Across the entries below, count the lines in which the word "Vaccine" occurs. Reply with the count alone.

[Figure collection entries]
◆ ◆ ◆

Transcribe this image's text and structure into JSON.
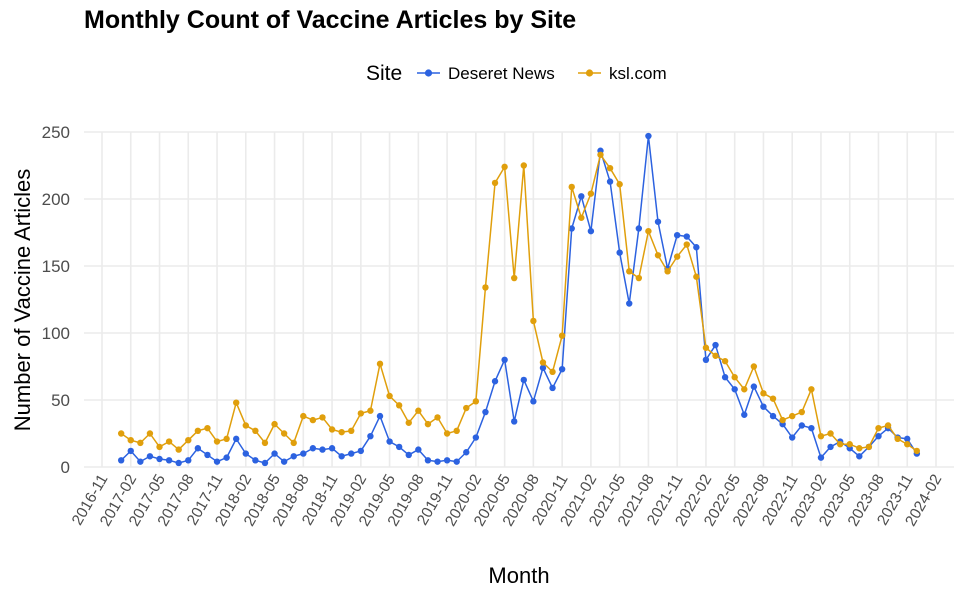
{
  "chart_data": {
    "type": "line",
    "title": "Monthly Count of Vaccine Articles by Site",
    "xlabel": "Month",
    "ylabel": "Number of Vaccine Articles",
    "ylim": [
      0,
      260
    ],
    "y_ticks": [
      0,
      50,
      100,
      150,
      200,
      250
    ],
    "x_ticks": [
      "2016-11",
      "2017-02",
      "2017-05",
      "2017-08",
      "2017-11",
      "2018-02",
      "2018-05",
      "2018-08",
      "2018-11",
      "2019-02",
      "2019-05",
      "2019-08",
      "2019-11",
      "2020-02",
      "2020-05",
      "2020-08",
      "2020-11",
      "2021-02",
      "2021-05",
      "2021-08",
      "2021-11",
      "2022-02",
      "2022-05",
      "2022-08",
      "2022-11",
      "2023-02",
      "2023-05",
      "2023-08",
      "2023-11",
      "2024-02"
    ],
    "x_start": "2017-01",
    "grid": true,
    "legend": {
      "title": "Site",
      "position": "top"
    },
    "series": [
      {
        "name": "Deseret News",
        "color": "#2c62e0",
        "values": [
          5,
          12,
          4,
          8,
          6,
          5,
          3,
          5,
          14,
          9,
          4,
          7,
          21,
          10,
          5,
          3,
          10,
          4,
          8,
          10,
          14,
          13,
          14,
          8,
          10,
          12,
          23,
          38,
          19,
          15,
          9,
          13,
          5,
          4,
          5,
          4,
          11,
          22,
          41,
          64,
          80,
          34,
          65,
          49,
          74,
          59,
          73,
          178,
          202,
          176,
          236,
          213,
          160,
          122,
          178,
          247,
          183,
          148,
          173,
          172,
          164,
          80,
          91,
          67,
          58,
          39,
          60,
          45,
          38,
          32,
          22,
          31,
          29,
          7,
          15,
          19,
          14,
          8,
          15,
          23,
          29,
          22,
          21,
          10
        ]
      },
      {
        "name": "ksl.com",
        "color": "#e09f0c",
        "values": [
          25,
          20,
          18,
          25,
          15,
          19,
          13,
          20,
          27,
          29,
          19,
          21,
          48,
          31,
          27,
          18,
          32,
          25,
          18,
          38,
          35,
          37,
          28,
          26,
          27,
          40,
          42,
          77,
          53,
          46,
          33,
          42,
          32,
          37,
          25,
          27,
          44,
          49,
          134,
          212,
          224,
          141,
          225,
          109,
          78,
          71,
          98,
          209,
          186,
          204,
          233,
          223,
          211,
          146,
          141,
          176,
          158,
          146,
          157,
          166,
          142,
          89,
          83,
          79,
          67,
          58,
          75,
          55,
          51,
          35,
          38,
          41,
          58,
          23,
          25,
          17,
          17,
          14,
          15,
          29,
          31,
          21,
          17,
          12
        ]
      }
    ]
  }
}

◆ ◆ ◆

● ANSWER TO THIS EXERCISE: 2